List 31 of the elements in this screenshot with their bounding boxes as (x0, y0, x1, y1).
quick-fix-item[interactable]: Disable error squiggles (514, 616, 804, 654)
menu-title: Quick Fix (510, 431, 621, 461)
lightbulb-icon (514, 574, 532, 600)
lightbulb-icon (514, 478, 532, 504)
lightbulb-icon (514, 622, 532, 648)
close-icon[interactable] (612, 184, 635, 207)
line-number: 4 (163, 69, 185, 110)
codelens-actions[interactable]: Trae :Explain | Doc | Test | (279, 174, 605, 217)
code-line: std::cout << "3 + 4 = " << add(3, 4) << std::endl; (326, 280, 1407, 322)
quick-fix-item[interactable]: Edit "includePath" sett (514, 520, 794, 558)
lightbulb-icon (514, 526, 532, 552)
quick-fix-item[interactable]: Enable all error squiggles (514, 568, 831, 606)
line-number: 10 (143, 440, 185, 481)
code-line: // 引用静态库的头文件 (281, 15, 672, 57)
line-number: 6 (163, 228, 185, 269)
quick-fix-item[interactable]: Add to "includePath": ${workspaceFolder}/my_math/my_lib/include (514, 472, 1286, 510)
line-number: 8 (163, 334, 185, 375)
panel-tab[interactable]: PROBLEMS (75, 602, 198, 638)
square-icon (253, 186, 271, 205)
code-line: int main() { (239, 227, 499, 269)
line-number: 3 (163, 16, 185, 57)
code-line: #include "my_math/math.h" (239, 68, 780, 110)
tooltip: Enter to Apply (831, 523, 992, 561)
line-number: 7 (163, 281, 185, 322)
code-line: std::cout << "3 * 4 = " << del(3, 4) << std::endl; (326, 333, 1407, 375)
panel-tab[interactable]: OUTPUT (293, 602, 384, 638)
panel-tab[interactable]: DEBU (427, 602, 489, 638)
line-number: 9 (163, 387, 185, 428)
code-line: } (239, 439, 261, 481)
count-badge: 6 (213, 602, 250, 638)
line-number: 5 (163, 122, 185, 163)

Work instructions
Pick out every line of the items above that contains the string "number", copying each one in full. Matching is case-sensitive.

Finished task
line-number: 4 (163, 69, 185, 110)
line-number: 10 (143, 440, 185, 481)
line-number: 6 (163, 228, 185, 269)
line-number: 8 (163, 334, 185, 375)
line-number: 3 (163, 16, 185, 57)
line-number: 7 (163, 281, 185, 322)
line-number: 9 (163, 387, 185, 428)
line-number: 5 (163, 122, 185, 163)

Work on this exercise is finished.